Your goal: Extract every line that contains the word "cube".

Data:
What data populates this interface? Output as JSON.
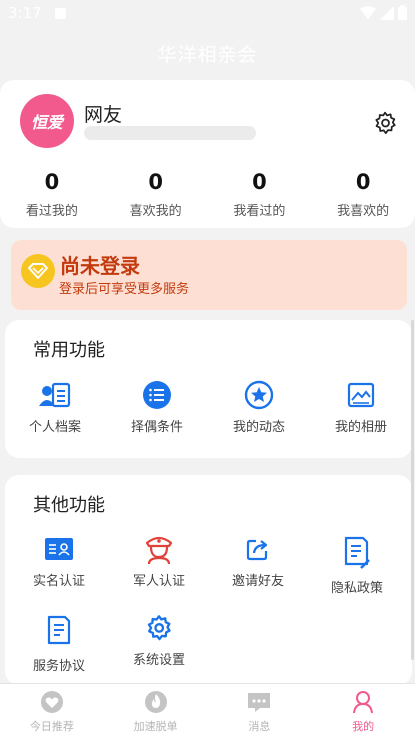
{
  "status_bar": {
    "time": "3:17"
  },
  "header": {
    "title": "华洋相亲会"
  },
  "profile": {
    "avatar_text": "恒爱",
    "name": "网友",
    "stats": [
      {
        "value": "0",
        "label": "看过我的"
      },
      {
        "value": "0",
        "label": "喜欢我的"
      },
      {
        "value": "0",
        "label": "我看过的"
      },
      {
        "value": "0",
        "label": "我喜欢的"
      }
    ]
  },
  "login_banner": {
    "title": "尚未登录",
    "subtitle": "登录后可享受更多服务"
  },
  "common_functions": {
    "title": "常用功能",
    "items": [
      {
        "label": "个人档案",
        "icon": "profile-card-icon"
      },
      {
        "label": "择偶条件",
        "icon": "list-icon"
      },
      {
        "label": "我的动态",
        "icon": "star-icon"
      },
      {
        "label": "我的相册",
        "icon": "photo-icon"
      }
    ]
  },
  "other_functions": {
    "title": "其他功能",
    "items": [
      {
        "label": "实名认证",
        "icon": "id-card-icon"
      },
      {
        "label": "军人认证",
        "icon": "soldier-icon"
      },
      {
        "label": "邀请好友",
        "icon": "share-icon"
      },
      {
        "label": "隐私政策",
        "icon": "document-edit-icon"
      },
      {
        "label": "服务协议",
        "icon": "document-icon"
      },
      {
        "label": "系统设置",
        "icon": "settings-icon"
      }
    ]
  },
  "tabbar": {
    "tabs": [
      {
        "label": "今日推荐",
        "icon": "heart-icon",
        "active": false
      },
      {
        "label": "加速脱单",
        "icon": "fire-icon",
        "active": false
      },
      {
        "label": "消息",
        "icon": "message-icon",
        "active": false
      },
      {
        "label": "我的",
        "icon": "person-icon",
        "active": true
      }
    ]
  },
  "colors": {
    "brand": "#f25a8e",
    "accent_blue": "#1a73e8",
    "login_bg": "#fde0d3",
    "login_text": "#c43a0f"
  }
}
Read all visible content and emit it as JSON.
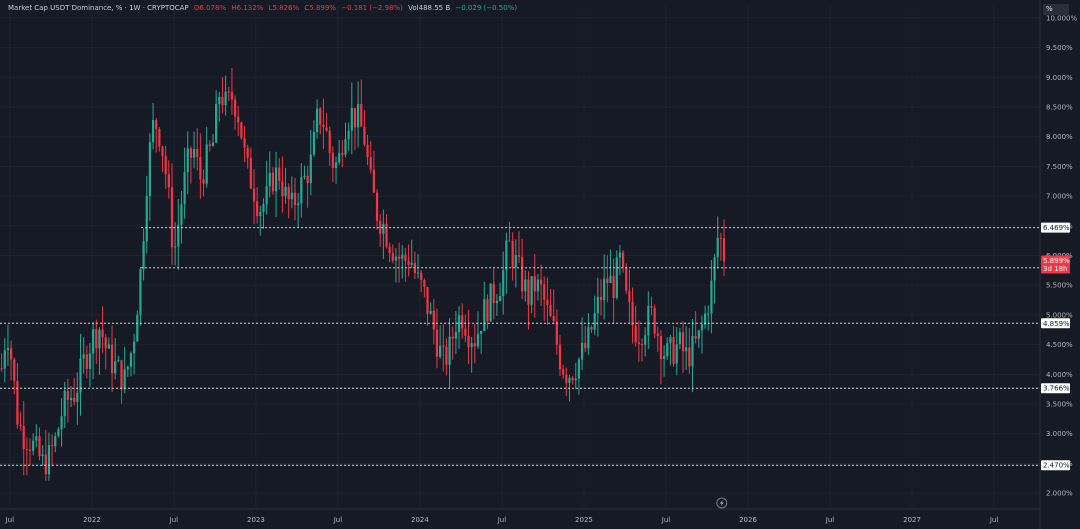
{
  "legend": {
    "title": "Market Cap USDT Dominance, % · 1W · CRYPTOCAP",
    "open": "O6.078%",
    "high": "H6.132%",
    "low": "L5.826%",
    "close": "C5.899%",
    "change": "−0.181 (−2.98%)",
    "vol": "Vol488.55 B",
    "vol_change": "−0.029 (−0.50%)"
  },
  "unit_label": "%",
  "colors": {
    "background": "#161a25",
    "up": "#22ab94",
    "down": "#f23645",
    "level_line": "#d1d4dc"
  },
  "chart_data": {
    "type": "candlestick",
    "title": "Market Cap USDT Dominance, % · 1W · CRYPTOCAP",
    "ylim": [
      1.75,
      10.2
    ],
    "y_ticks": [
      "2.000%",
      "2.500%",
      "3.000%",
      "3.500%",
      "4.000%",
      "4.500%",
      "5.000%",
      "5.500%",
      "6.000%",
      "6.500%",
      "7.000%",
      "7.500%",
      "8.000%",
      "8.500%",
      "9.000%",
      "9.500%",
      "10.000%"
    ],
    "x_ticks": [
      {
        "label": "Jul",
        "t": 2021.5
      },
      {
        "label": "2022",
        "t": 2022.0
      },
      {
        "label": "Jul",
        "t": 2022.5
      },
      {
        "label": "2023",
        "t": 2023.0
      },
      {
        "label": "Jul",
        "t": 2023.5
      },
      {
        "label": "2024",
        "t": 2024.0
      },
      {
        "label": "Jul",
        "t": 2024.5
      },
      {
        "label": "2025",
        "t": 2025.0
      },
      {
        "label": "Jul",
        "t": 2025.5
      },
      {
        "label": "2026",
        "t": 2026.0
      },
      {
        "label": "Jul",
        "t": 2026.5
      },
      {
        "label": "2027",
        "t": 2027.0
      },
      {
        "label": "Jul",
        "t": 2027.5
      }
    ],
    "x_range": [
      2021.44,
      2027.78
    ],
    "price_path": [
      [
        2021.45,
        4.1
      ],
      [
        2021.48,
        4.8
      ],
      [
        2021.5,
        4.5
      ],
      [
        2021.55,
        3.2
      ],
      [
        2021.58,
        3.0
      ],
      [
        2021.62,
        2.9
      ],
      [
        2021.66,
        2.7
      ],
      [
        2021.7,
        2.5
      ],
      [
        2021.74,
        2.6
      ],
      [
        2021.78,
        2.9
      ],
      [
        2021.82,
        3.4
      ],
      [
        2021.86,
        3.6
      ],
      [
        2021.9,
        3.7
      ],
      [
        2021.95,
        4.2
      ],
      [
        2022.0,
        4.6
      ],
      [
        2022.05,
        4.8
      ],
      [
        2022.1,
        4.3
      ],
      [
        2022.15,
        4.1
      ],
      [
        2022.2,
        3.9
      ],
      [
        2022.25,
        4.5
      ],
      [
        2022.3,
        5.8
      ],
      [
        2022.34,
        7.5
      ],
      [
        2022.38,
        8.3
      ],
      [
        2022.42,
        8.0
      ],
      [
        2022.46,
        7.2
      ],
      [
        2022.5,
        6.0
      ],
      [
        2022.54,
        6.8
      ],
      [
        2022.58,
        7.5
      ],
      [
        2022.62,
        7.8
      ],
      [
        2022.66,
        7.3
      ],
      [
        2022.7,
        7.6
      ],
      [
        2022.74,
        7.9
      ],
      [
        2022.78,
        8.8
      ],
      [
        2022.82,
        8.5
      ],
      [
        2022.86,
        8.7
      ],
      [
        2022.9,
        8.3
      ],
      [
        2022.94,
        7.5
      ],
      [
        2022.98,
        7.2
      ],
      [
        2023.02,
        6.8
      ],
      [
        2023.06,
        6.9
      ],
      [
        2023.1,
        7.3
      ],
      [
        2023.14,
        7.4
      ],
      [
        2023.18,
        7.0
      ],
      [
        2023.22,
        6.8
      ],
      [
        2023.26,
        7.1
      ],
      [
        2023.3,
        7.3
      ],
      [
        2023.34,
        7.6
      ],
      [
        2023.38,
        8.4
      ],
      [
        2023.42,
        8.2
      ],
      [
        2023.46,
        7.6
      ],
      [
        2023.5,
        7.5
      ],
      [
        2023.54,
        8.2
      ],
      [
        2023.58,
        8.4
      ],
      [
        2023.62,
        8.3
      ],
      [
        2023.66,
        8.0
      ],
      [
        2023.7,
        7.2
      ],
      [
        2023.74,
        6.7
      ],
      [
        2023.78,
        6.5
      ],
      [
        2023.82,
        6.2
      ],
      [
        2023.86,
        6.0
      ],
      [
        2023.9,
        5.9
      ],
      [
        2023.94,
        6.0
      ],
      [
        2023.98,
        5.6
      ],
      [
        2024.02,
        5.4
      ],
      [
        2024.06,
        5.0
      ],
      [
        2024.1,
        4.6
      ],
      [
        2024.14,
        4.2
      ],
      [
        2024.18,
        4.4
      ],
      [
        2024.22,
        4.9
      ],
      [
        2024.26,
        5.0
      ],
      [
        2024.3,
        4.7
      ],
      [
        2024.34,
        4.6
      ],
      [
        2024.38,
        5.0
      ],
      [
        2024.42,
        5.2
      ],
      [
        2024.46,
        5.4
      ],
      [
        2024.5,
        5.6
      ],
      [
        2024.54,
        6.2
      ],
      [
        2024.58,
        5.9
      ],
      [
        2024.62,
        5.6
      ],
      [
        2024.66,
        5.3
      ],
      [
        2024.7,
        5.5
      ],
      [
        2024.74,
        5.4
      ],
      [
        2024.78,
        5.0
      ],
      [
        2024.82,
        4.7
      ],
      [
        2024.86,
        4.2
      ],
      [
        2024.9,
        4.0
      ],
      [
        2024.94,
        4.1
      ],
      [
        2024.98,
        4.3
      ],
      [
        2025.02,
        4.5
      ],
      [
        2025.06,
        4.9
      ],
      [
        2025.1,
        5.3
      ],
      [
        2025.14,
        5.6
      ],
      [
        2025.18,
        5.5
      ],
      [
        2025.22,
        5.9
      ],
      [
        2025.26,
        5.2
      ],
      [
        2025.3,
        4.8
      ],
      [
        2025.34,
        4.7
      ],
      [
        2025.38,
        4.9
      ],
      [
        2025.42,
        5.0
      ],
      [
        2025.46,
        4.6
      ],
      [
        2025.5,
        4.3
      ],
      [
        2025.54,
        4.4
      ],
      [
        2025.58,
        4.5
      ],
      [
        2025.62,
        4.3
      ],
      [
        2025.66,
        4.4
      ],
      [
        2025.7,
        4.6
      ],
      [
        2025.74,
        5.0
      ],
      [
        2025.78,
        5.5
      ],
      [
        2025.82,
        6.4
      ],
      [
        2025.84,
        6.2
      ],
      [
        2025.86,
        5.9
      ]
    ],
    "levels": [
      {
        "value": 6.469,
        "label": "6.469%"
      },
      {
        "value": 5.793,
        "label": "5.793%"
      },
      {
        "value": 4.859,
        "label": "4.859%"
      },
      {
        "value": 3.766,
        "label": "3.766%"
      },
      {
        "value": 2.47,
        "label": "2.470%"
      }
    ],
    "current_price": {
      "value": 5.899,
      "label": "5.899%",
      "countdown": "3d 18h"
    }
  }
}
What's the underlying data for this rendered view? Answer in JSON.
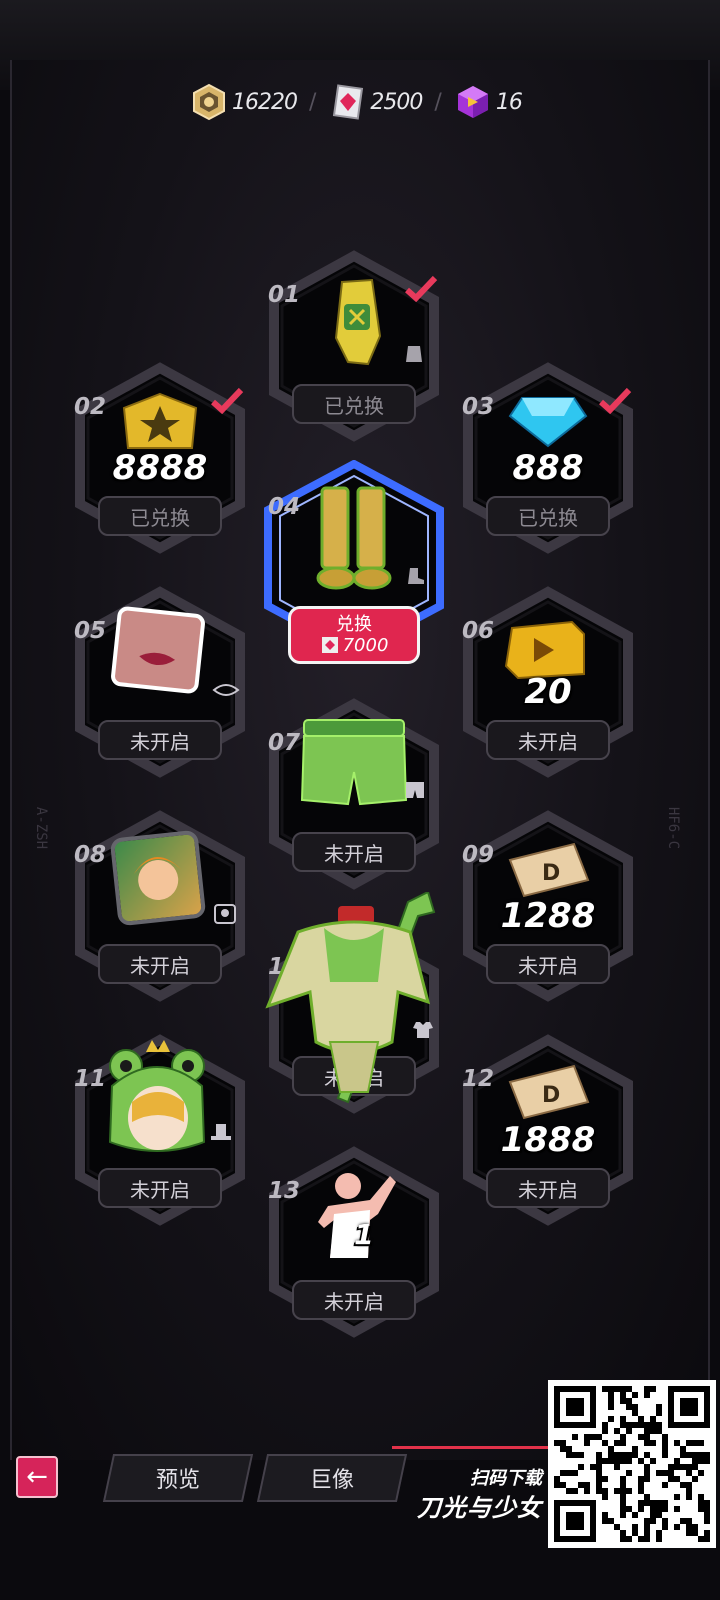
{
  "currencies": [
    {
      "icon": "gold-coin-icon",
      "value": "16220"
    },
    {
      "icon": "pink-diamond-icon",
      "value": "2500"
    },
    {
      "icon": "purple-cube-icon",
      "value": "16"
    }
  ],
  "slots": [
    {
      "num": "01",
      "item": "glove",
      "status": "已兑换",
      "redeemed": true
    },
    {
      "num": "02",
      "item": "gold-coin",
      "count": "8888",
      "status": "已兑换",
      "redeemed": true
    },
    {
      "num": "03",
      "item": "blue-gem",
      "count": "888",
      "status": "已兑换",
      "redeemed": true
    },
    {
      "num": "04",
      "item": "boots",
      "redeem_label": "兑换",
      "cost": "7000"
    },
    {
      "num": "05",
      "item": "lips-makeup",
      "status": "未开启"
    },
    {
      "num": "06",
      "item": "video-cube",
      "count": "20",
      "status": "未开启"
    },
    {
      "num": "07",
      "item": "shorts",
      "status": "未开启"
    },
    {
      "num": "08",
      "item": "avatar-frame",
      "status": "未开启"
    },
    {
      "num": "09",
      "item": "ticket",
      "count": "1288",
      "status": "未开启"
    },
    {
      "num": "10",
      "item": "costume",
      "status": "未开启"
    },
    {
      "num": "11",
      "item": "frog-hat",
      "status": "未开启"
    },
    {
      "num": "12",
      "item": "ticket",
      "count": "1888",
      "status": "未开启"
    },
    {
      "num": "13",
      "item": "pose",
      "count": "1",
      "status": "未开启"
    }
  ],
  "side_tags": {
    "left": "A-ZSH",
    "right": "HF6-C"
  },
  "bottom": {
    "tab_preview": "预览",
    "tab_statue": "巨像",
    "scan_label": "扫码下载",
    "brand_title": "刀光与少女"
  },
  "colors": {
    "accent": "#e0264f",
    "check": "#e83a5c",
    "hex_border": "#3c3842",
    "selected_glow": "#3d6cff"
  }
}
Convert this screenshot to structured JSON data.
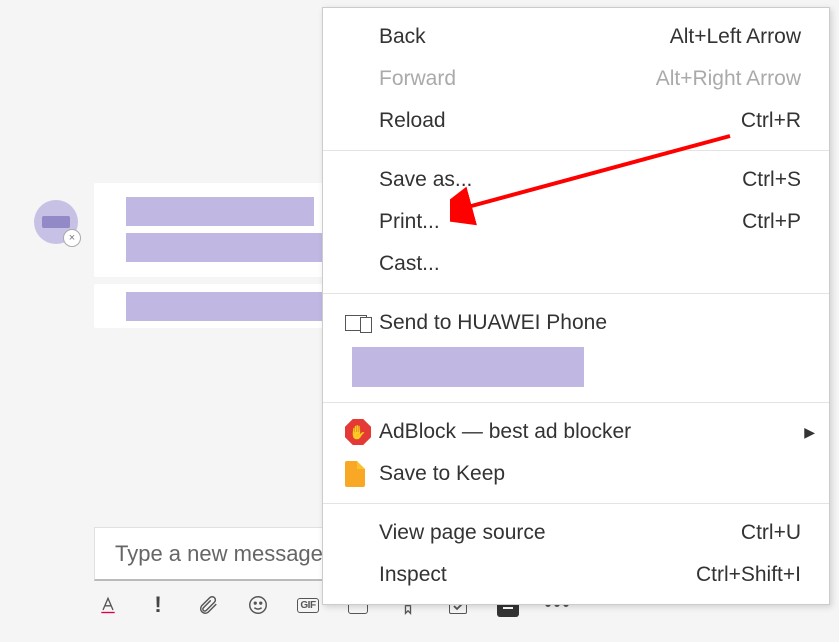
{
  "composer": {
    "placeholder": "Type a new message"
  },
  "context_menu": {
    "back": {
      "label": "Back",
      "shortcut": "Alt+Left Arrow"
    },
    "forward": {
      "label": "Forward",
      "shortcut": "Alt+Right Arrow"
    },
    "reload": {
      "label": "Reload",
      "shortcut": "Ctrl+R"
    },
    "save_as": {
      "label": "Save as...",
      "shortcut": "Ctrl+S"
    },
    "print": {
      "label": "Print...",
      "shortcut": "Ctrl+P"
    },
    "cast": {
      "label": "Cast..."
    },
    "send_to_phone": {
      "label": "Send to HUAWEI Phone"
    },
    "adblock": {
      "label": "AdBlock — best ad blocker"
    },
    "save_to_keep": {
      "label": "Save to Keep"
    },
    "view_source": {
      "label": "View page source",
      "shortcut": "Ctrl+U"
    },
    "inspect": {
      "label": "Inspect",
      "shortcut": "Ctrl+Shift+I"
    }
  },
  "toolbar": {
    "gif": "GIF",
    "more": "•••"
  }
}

Written solution:
      "icon": "purple-cube-icon",
      "item": "video-cube",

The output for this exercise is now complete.